MATERIAL SUPPLIED:

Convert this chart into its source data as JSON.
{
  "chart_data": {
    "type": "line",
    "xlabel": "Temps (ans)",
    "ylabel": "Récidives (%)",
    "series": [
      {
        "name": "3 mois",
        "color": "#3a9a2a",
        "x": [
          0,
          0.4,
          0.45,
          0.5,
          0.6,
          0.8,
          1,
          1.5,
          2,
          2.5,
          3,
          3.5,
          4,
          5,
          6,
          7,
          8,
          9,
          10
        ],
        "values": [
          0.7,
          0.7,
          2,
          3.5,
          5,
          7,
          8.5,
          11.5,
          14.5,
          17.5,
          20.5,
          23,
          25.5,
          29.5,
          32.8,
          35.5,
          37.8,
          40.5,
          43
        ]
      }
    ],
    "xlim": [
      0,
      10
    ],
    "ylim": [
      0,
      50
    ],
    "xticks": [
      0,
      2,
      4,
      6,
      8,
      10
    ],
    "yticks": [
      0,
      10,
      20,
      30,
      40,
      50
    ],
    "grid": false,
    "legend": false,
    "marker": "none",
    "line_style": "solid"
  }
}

BRIEF:
Please restate the data word for word, every record included.

WRITTEN SOLUTION:
Convert this chart into its source data as JSON.
{
  "chart_data": {
    "type": "line",
    "xlabel": "Temps (ans)",
    "ylabel": "Récidives (%)",
    "series": [
      {
        "name": "3 mois",
        "color": "#3a9a2a",
        "x": [
          0,
          0.4,
          0.45,
          0.5,
          0.6,
          0.8,
          1,
          1.5,
          2,
          2.5,
          3,
          3.5,
          4,
          5,
          6,
          7,
          8,
          9,
          10
        ],
        "values": [
          0.7,
          0.7,
          2,
          3.5,
          5,
          7,
          8.5,
          11.5,
          14.5,
          17.5,
          20.5,
          23,
          25.5,
          29.5,
          32.8,
          35.5,
          37.8,
          40.5,
          43
        ]
      }
    ],
    "xlim": [
      0,
      10
    ],
    "ylim": [
      0,
      50
    ],
    "xticks": [
      0,
      2,
      4,
      6,
      8,
      10
    ],
    "yticks": [
      0,
      10,
      20,
      30,
      40,
      50
    ],
    "grid": false,
    "legend": false,
    "marker": "none",
    "line_style": "solid"
  }
}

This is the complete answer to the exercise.